### Recorded data
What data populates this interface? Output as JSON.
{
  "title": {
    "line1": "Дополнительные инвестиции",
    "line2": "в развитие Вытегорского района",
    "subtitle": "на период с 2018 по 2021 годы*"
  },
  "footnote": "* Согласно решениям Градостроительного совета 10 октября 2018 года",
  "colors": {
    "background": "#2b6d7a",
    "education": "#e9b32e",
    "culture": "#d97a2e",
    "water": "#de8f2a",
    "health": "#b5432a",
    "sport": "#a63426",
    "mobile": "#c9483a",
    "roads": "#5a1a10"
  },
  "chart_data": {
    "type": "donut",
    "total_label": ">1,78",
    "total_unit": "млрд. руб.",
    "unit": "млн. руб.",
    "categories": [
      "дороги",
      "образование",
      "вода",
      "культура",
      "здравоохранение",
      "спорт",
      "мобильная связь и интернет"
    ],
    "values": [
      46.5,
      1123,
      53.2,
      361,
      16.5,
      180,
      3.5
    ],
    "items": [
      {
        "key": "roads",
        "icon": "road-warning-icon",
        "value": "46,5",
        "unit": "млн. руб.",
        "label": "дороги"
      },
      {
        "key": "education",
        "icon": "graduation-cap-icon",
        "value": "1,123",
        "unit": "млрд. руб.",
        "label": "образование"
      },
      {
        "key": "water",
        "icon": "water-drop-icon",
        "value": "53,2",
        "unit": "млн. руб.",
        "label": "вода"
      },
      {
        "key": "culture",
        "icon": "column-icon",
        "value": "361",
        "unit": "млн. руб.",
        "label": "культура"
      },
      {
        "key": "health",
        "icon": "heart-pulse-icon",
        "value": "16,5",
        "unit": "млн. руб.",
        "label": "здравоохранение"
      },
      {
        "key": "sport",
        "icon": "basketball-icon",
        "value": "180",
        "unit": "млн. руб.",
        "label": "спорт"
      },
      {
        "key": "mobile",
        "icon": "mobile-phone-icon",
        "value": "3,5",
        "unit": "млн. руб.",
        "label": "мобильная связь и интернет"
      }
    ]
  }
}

### What is required
Copy out every line of the data that includes "icon".

### Problem solution
        "icon": "road-warning-icon",
        "icon": "graduation-cap-icon",
        "icon": "water-drop-icon",
        "icon": "column-icon",
        "icon": "heart-pulse-icon",
        "icon": "basketball-icon",
        "icon": "mobile-phone-icon",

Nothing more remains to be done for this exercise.